* BEGIN Recorded information *

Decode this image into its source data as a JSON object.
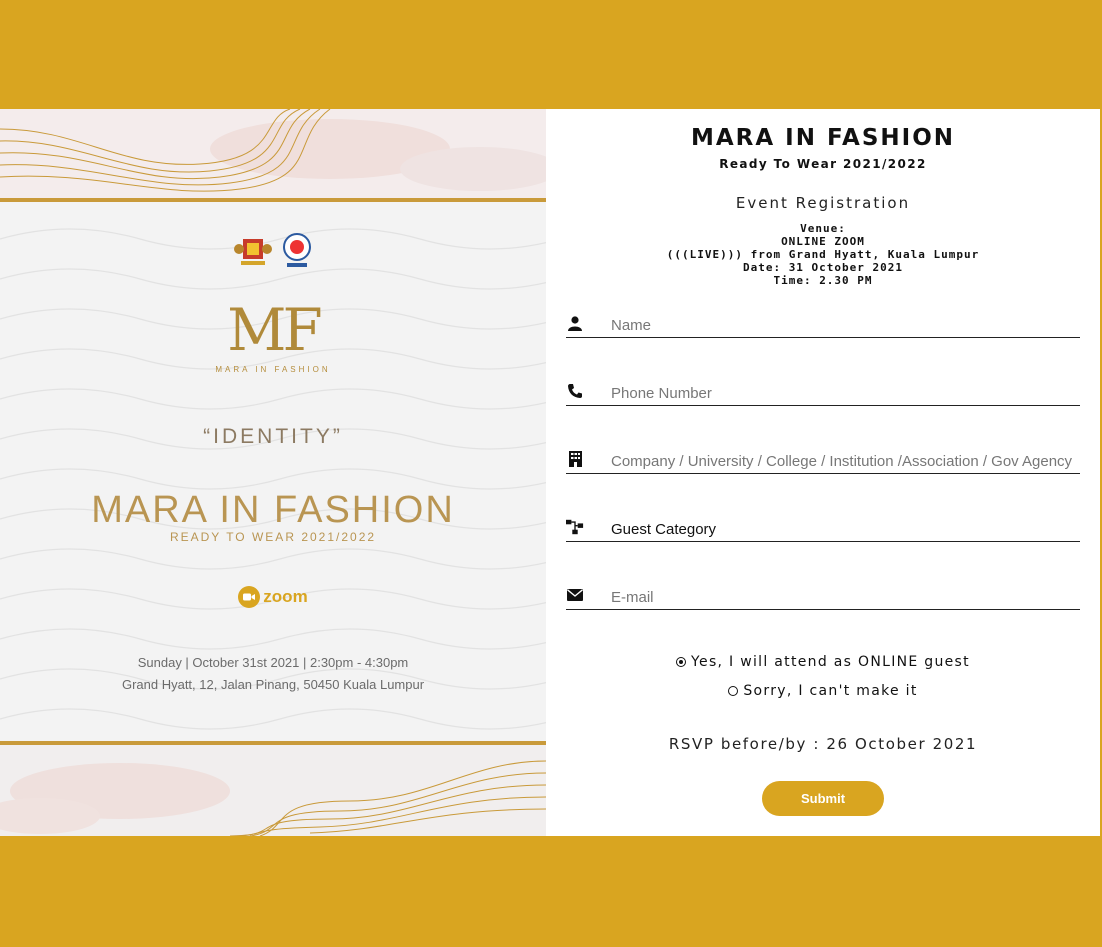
{
  "poster": {
    "brand_letters": "MF",
    "brand_subtitle": "MARA IN FASHION",
    "theme": "“IDENTITY”",
    "title": "MARA IN FASHION",
    "subtitle": "READY TO WEAR 2021/2022",
    "platform": "zoom",
    "date_line": "Sunday | October 31st 2021 | 2:30pm - 4:30pm",
    "address_line": "Grand Hyatt, 12, Jalan Pinang, 50450 Kuala Lumpur"
  },
  "header": {
    "title": "MARA IN FASHION",
    "subtitle": "Ready To Wear 2021/2022",
    "section": "Event Registration"
  },
  "venue": {
    "lines": [
      "Venue:",
      "ONLINE ZOOM",
      "(((LIVE))) from Grand Hyatt, Kuala Lumpur",
      "Date: 31 October 2021",
      "Time: 2.30 PM"
    ]
  },
  "form": {
    "fields": [
      {
        "icon": "user-icon",
        "placeholder": "Name",
        "value": ""
      },
      {
        "icon": "phone-icon",
        "placeholder": "Phone Number",
        "value": ""
      },
      {
        "icon": "building-icon",
        "placeholder": "Company / University / College / Institution /Association / Gov Agency",
        "value": ""
      },
      {
        "icon": "sitemap-icon",
        "placeholder": "",
        "value": "Guest Category"
      },
      {
        "icon": "envelope-icon",
        "placeholder": "E-mail",
        "value": ""
      }
    ],
    "attendance_options": [
      {
        "label": "Yes, I will attend as ONLINE guest",
        "selected": true
      },
      {
        "label": "Sorry, I can't make it",
        "selected": false
      }
    ],
    "rsvp": "RSVP before/by : 26 October 2021",
    "submit_label": "Submit"
  },
  "colors": {
    "accent": "#d9a520",
    "poster_gold": "#b99552"
  }
}
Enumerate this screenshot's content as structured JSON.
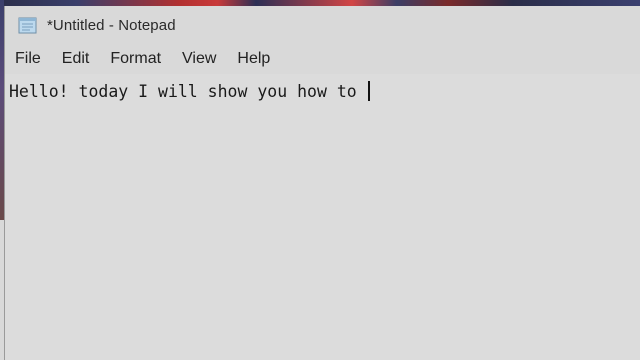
{
  "window": {
    "title": "*Untitled - Notepad",
    "icon": "notepad-icon"
  },
  "menu": {
    "items": [
      {
        "label": "File"
      },
      {
        "label": "Edit"
      },
      {
        "label": "Format"
      },
      {
        "label": "View"
      },
      {
        "label": "Help"
      }
    ]
  },
  "editor": {
    "text": "Hello! today I will show you how to "
  }
}
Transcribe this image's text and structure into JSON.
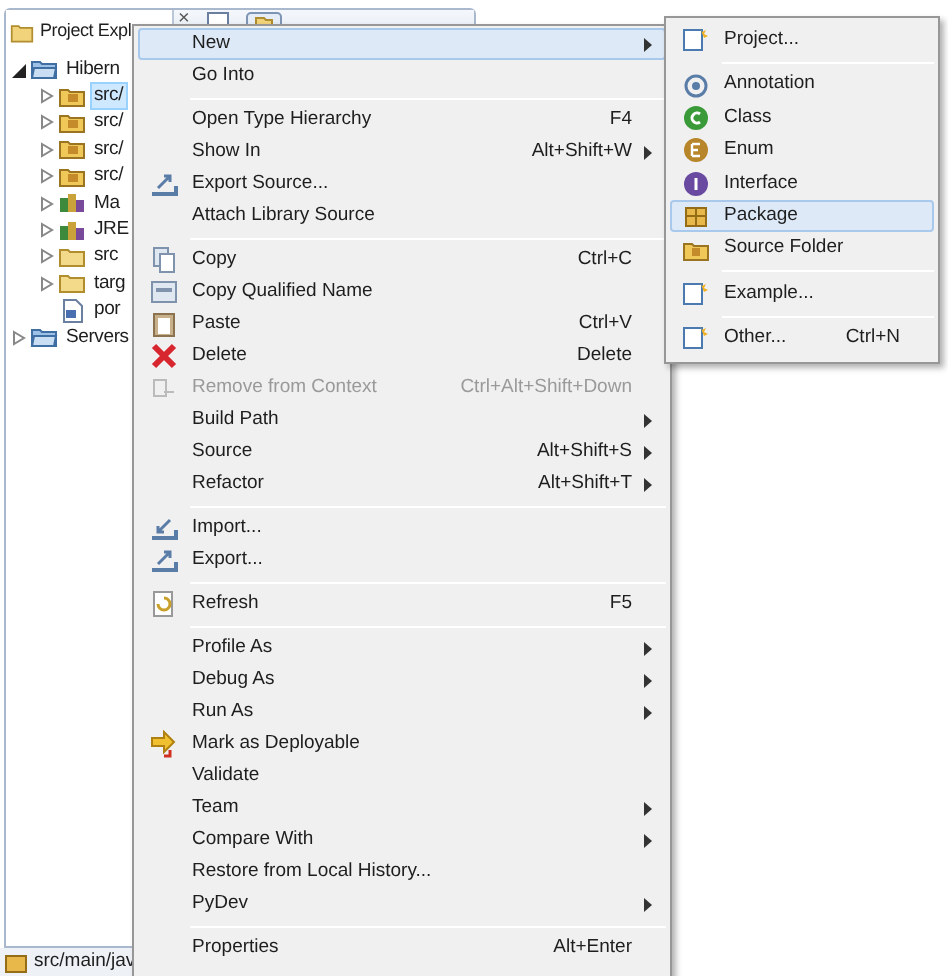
{
  "explorer": {
    "title": "Project Expl",
    "close": "×",
    "tree": [
      {
        "label": "Hibern",
        "kind": "project",
        "expanded": true,
        "selected": false,
        "children": [
          {
            "label": "src/",
            "kind": "source-folder",
            "selected": true
          },
          {
            "label": "src/",
            "kind": "source-folder",
            "selected": false
          },
          {
            "label": "src/",
            "kind": "source-folder",
            "selected": false
          },
          {
            "label": "src/",
            "kind": "source-folder",
            "selected": false
          },
          {
            "label": "Ma",
            "kind": "library",
            "selected": false
          },
          {
            "label": "JRE",
            "kind": "library",
            "selected": false
          },
          {
            "label": "src",
            "kind": "folder",
            "selected": false
          },
          {
            "label": "targ",
            "kind": "folder",
            "selected": false
          },
          {
            "label": "por",
            "kind": "file",
            "selected": false
          }
        ]
      },
      {
        "label": "Servers",
        "kind": "project",
        "expanded": false,
        "selected": false
      }
    ]
  },
  "status_bar": {
    "text": "src/main/jav"
  },
  "context_menu": [
    {
      "kind": "item",
      "label": "New",
      "submenu": true,
      "selected": true,
      "disabled": false
    },
    {
      "kind": "item",
      "label": "Go Into",
      "submenu": false,
      "selected": false,
      "disabled": false
    },
    {
      "kind": "separator"
    },
    {
      "kind": "item",
      "label": "Open Type Hierarchy",
      "shortcut": "F4",
      "submenu": false,
      "selected": false,
      "disabled": false
    },
    {
      "kind": "item",
      "label": "Show In",
      "shortcut": "Alt+Shift+W",
      "submenu": true,
      "selected": false,
      "disabled": false
    },
    {
      "kind": "item",
      "label": "Export Source...",
      "submenu": false,
      "selected": false,
      "disabled": false
    },
    {
      "kind": "item",
      "label": "Attach Library Source",
      "submenu": false,
      "selected": false,
      "disabled": false
    },
    {
      "kind": "separator"
    },
    {
      "kind": "item",
      "label": "Copy",
      "shortcut": "Ctrl+C",
      "submenu": false,
      "selected": false,
      "disabled": false
    },
    {
      "kind": "item",
      "label": "Copy Qualified Name",
      "submenu": false,
      "selected": false,
      "disabled": false
    },
    {
      "kind": "item",
      "label": "Paste",
      "shortcut": "Ctrl+V",
      "submenu": false,
      "selected": false,
      "disabled": false
    },
    {
      "kind": "item",
      "label": "Delete",
      "shortcut": "Delete",
      "submenu": false,
      "selected": false,
      "disabled": false
    },
    {
      "kind": "item",
      "label": "Remove from Context",
      "shortcut": "Ctrl+Alt+Shift+Down",
      "submenu": false,
      "selected": false,
      "disabled": true
    },
    {
      "kind": "item",
      "label": "Build Path",
      "submenu": true,
      "selected": false,
      "disabled": false
    },
    {
      "kind": "item",
      "label": "Source",
      "shortcut": "Alt+Shift+S",
      "submenu": true,
      "selected": false,
      "disabled": false
    },
    {
      "kind": "item",
      "label": "Refactor",
      "shortcut": "Alt+Shift+T",
      "submenu": true,
      "selected": false,
      "disabled": false
    },
    {
      "kind": "separator"
    },
    {
      "kind": "item",
      "label": "Import...",
      "submenu": false,
      "selected": false,
      "disabled": false
    },
    {
      "kind": "item",
      "label": "Export...",
      "submenu": false,
      "selected": false,
      "disabled": false
    },
    {
      "kind": "separator"
    },
    {
      "kind": "item",
      "label": "Refresh",
      "shortcut": "F5",
      "submenu": false,
      "selected": false,
      "disabled": false
    },
    {
      "kind": "separator"
    },
    {
      "kind": "item",
      "label": "Profile As",
      "submenu": true,
      "selected": false,
      "disabled": false
    },
    {
      "kind": "item",
      "label": "Debug As",
      "submenu": true,
      "selected": false,
      "disabled": false
    },
    {
      "kind": "item",
      "label": "Run As",
      "submenu": true,
      "selected": false,
      "disabled": false
    },
    {
      "kind": "item",
      "label": "Mark as Deployable",
      "submenu": false,
      "selected": false,
      "disabled": false
    },
    {
      "kind": "item",
      "label": "Validate",
      "submenu": false,
      "selected": false,
      "disabled": false
    },
    {
      "kind": "item",
      "label": "Team",
      "submenu": true,
      "selected": false,
      "disabled": false
    },
    {
      "kind": "item",
      "label": "Compare With",
      "submenu": true,
      "selected": false,
      "disabled": false
    },
    {
      "kind": "item",
      "label": "Restore from Local History...",
      "submenu": false,
      "selected": false,
      "disabled": false
    },
    {
      "kind": "item",
      "label": "PyDev",
      "submenu": true,
      "selected": false,
      "disabled": false
    },
    {
      "kind": "separator"
    },
    {
      "kind": "item",
      "label": "Properties",
      "shortcut": "Alt+Enter",
      "submenu": false,
      "selected": false,
      "disabled": false
    }
  ],
  "new_submenu": [
    {
      "kind": "item",
      "label": "Project...",
      "selected": false
    },
    {
      "kind": "separator"
    },
    {
      "kind": "item",
      "label": "Annotation",
      "selected": false
    },
    {
      "kind": "item",
      "label": "Class",
      "selected": false
    },
    {
      "kind": "item",
      "label": "Enum",
      "selected": false
    },
    {
      "kind": "item",
      "label": "Interface",
      "selected": false
    },
    {
      "kind": "item",
      "label": "Package",
      "selected": true
    },
    {
      "kind": "item",
      "label": "Source Folder",
      "selected": false
    },
    {
      "kind": "separator"
    },
    {
      "kind": "item",
      "label": "Example...",
      "selected": false
    },
    {
      "kind": "separator"
    },
    {
      "kind": "item",
      "label": "Other...",
      "shortcut": "Ctrl+N",
      "selected": false
    }
  ]
}
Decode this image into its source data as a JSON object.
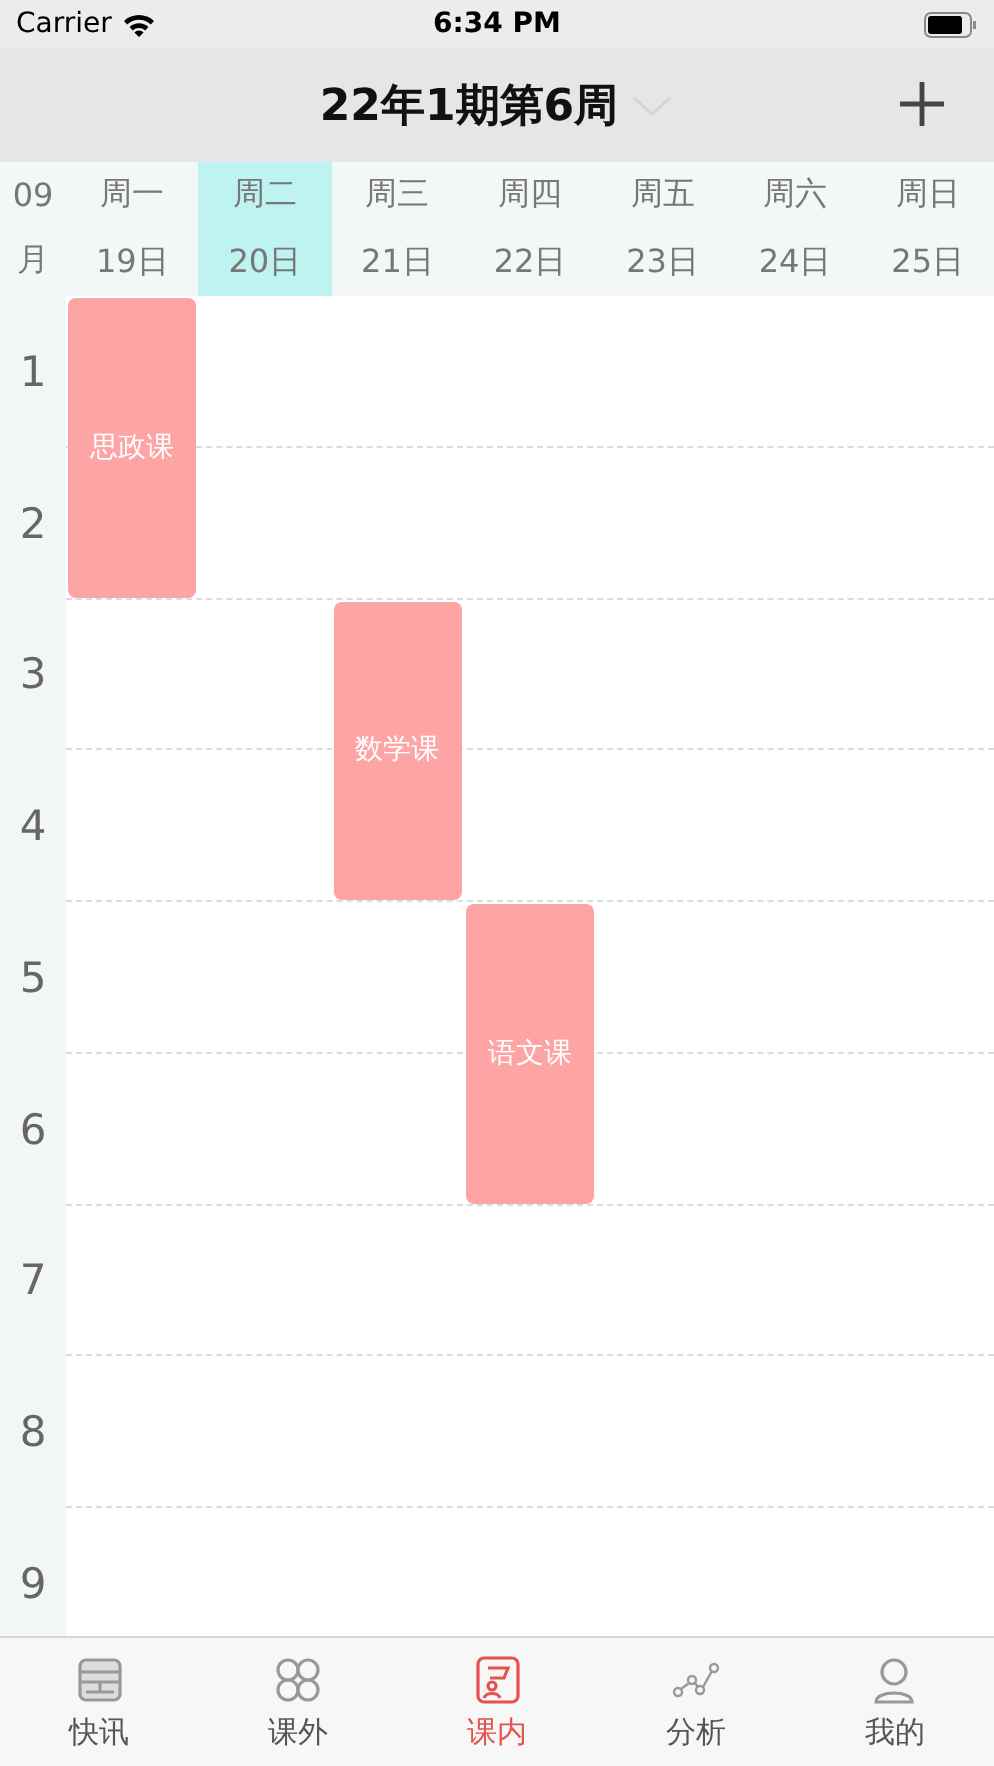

* END Recorded information *

[Task requirements] Verbatim reproduction of every record is required; images are left out.

[Reply]
Decode this image into its source data as a JSON object.
{
  "poster": {
    "brand_letters": "MF",
    "brand_subtitle": "MARA IN FASHION",
    "theme": "“IDENTITY”",
    "title": "MARA IN FASHION",
    "subtitle": "READY TO WEAR 2021/2022",
    "platform": "zoom",
    "date_line": "Sunday | October 31st 2021 | 2:30pm - 4:30pm",
    "address_line": "Grand Hyatt, 12, Jalan Pinang, 50450 Kuala Lumpur"
  },
  "header": {
    "title": "MARA IN FASHION",
    "subtitle": "Ready To Wear 2021/2022",
    "section": "Event Registration"
  },
  "venue": {
    "lines": [
      "Venue:",
      "ONLINE ZOOM",
      "(((LIVE))) from Grand Hyatt, Kuala Lumpur",
      "Date: 31 October 2021",
      "Time: 2.30 PM"
    ]
  },
  "form": {
    "fields": [
      {
        "icon": "user-icon",
        "placeholder": "Name",
        "value": ""
      },
      {
        "icon": "phone-icon",
        "placeholder": "Phone Number",
        "value": ""
      },
      {
        "icon": "building-icon",
        "placeholder": "Company / University / College / Institution /Association / Gov Agency",
        "value": ""
      },
      {
        "icon": "sitemap-icon",
        "placeholder": "",
        "value": "Guest Category"
      },
      {
        "icon": "envelope-icon",
        "placeholder": "E-mail",
        "value": ""
      }
    ],
    "attendance_options": [
      {
        "label": "Yes, I will attend as ONLINE guest",
        "selected": true
      },
      {
        "label": "Sorry, I can't make it",
        "selected": false
      }
    ],
    "rsvp": "RSVP before/by : 26 October 2021",
    "submit_label": "Submit"
  },
  "colors": {
    "accent": "#d9a520",
    "poster_gold": "#b99552"
  }
}
Enumerate this screenshot's content as structured JSON.
{
  "window": {
    "title": "*Untitled - Notepad",
    "icon": "notepad-icon"
  },
  "menu": {
    "items": [
      {
        "label": "File"
      },
      {
        "label": "Edit"
      },
      {
        "label": "Format"
      },
      {
        "label": "View"
      },
      {
        "label": "Help"
      }
    ]
  },
  "editor": {
    "text": "Hello! today I will show you how to "
  }
}
Transcribe this image's text and structure into JSON.
{
  "explorer": {
    "title": "Project Expl",
    "close": "×",
    "tree": [
      {
        "label": "Hibern",
        "kind": "project",
        "expanded": true,
        "selected": false,
        "children": [
          {
            "label": "src/",
            "kind": "source-folder",
            "selected": true
          },
          {
            "label": "src/",
            "kind": "source-folder",
            "selected": false
          },
          {
            "label": "src/",
            "kind": "source-folder",
            "selected": false
          },
          {
            "label": "src/",
            "kind": "source-folder",
            "selected": false
          },
          {
            "label": "Ma",
            "kind": "library",
            "selected": false
          },
          {
            "label": "JRE",
            "kind": "library",
            "selected": false
          },
          {
            "label": "src",
            "kind": "folder",
            "selected": false
          },
          {
            "label": "targ",
            "kind": "folder",
            "selected": false
          },
          {
            "label": "por",
            "kind": "file",
            "selected": false
          }
        ]
      },
      {
        "label": "Servers",
        "kind": "project",
        "expanded": false,
        "selected": false
      }
    ]
  },
  "status_bar": {
    "text": "src/main/jav"
  },
  "context_menu": [
    {
      "kind": "item",
      "label": "New",
      "submenu": true,
      "selected": true,
      "disabled": false
    },
    {
      "kind": "item",
      "label": "Go Into",
      "submenu": false,
      "selected": false,
      "disabled": false
    },
    {
      "kind": "separator"
    },
    {
      "kind": "item",
      "label": "Open Type Hierarchy",
      "shortcut": "F4",
      "submenu": false,
      "selected": false,
      "disabled": false
    },
    {
      "kind": "item",
      "label": "Show In",
      "shortcut": "Alt+Shift+W",
      "submenu": true,
      "selected": false,
      "disabled": false
    },
    {
      "kind": "item",
      "label": "Export Source...",
      "submenu": false,
      "selected": false,
      "disabled": false
    },
    {
      "kind": "item",
      "label": "Attach Library Source",
      "submenu": false,
      "selected": false,
      "disabled": false
    },
    {
      "kind": "separator"
    },
    {
      "kind": "item",
      "label": "Copy",
      "shortcut": "Ctrl+C",
      "submenu": false,
      "selected": false,
      "disabled": false
    },
    {
      "kind": "item",
      "label": "Copy Qualified Name",
      "submenu": false,
      "selected": false,
      "disabled": false
    },
    {
      "kind": "item",
      "label": "Paste",
      "shortcut": "Ctrl+V",
      "submenu": false,
      "selected": false,
      "disabled": false
    },
    {
      "kind": "item",
      "label": "Delete",
      "shortcut": "Delete",
      "submenu": false,
      "selected": false,
      "disabled": false
    },
    {
      "kind": "item",
      "label": "Remove from Context",
      "shortcut": "Ctrl+Alt+Shift+Down",
      "submenu": false,
      "selected": false,
      "disabled": true
    },
    {
      "kind": "item",
      "label": "Build Path",
      "submenu": true,
      "selected": false,
      "disabled": false
    },
    {
      "kind": "item",
      "label": "Source",
      "shortcut": "Alt+Shift+S",
      "submenu": true,
      "selected": false,
      "disabled": false
    },
    {
      "kind": "item",
      "label": "Refactor",
      "shortcut": "Alt+Shift+T",
      "submenu": true,
      "selected": false,
      "disabled": false
    },
    {
      "kind": "separator"
    },
    {
      "kind": "item",
      "label": "Import...",
      "submenu": false,
      "selected": false,
      "disabled": false
    },
    {
      "kind": "item",
      "label": "Export...",
      "submenu": false,
      "selected": false,
      "disabled": false
    },
    {
      "kind": "separator"
    },
    {
      "kind": "item",
      "label": "Refresh",
      "shortcut": "F5",
      "submenu": false,
      "selected": false,
      "disabled": false
    },
    {
      "kind": "separator"
    },
    {
      "kind": "item",
      "label": "Profile As",
      "submenu": true,
      "selected": false,
      "disabled": false
    },
    {
      "kind": "item",
      "label": "Debug As",
      "submenu": true,
      "selected": false,
      "disabled": false
    },
    {
      "kind": "item",
      "label": "Run As",
      "submenu": true,
      "selected": false,
      "disabled": false
    },
    {
      "kind": "item",
      "label": "Mark as Deployable",
      "submenu": false,
      "selected": false,
      "disabled": false
    },
    {
      "kind": "item",
      "label": "Validate",
      "submenu": false,
      "selected": false,
      "disabled": false
    },
    {
      "kind": "item",
      "label": "Team",
      "submenu": true,
      "selected": false,
      "disabled": false
    },
    {
      "kind": "item",
      "label": "Compare With",
      "submenu": true,
      "selected": false,
      "disabled": false
    },
    {
      "kind": "item",
      "label": "Restore from Local History...",
      "submenu": false,
      "selected": false,
      "disabled": false
    },
    {
      "kind": "item",
      "label": "PyDev",
      "submenu": true,
      "selected": false,
      "disabled": false
    },
    {
      "kind": "separator"
    },
    {
      "kind": "item",
      "label": "Properties",
      "shortcut": "Alt+Enter",
      "submenu": false,
      "selected": false,
      "disabled": false
    }
  ],
  "new_submenu": [
    {
      "kind": "item",
      "label": "Project...",
      "selected": false
    },
    {
      "kind": "separator"
    },
    {
      "kind": "item",
      "label": "Annotation",
      "selected": false
    },
    {
      "kind": "item",
      "label": "Class",
      "selected": false
    },
    {
      "kind": "item",
      "label": "Enum",
      "selected": false
    },
    {
      "kind": "item",
      "label": "Interface",
      "selected": false
    },
    {
      "kind": "item",
      "label": "Package",
      "selected": true
    },
    {
      "kind": "item",
      "label": "Source Folder",
      "selected": false
    },
    {
      "kind": "separator"
    },
    {
      "kind": "item",
      "label": "Example...",
      "selected": false
    },
    {
      "kind": "separator"
    },
    {
      "kind": "item",
      "label": "Other...",
      "shortcut": "Ctrl+N",
      "selected": false
    }
  ]
}
Decode this image into its source data as a JSON object.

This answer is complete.